Problem description:
Your task is to locate every line holding the string "Dokumen" and to copy each of them.

The input:
- - -
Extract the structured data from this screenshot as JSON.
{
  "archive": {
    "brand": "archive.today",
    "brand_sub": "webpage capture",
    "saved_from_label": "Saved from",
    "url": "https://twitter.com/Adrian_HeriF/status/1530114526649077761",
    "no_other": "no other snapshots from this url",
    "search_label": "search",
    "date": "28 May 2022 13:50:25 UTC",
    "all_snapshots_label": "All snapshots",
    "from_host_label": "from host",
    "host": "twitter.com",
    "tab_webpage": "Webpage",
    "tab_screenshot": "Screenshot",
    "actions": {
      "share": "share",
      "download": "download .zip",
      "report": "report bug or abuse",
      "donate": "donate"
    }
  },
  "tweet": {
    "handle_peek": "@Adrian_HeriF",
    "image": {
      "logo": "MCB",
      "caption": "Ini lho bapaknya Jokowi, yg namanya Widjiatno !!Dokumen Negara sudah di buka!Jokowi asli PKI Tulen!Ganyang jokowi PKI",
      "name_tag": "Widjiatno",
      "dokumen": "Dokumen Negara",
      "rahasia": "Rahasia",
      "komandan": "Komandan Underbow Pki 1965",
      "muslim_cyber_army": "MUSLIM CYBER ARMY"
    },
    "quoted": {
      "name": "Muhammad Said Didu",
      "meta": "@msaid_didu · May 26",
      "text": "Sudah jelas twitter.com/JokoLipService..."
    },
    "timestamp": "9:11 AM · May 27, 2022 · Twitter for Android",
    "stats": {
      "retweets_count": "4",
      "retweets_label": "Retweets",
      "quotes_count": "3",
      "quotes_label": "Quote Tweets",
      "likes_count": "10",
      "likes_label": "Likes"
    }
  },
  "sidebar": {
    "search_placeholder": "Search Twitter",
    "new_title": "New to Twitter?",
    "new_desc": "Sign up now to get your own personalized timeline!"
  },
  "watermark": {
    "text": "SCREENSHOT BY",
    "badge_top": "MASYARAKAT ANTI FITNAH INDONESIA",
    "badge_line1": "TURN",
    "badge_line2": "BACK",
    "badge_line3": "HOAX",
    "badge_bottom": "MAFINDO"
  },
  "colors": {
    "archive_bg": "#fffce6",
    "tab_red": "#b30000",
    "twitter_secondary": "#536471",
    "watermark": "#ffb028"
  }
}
- - -
Correct result:
      "caption": "Ini lho bapaknya Jokowi, yg namanya Widjiatno !!Dokumen Negara sudah di buka!Jokowi asli PKI Tulen!Ganyang jokowi PKI",
      "dokumen": "Dokumen Negara",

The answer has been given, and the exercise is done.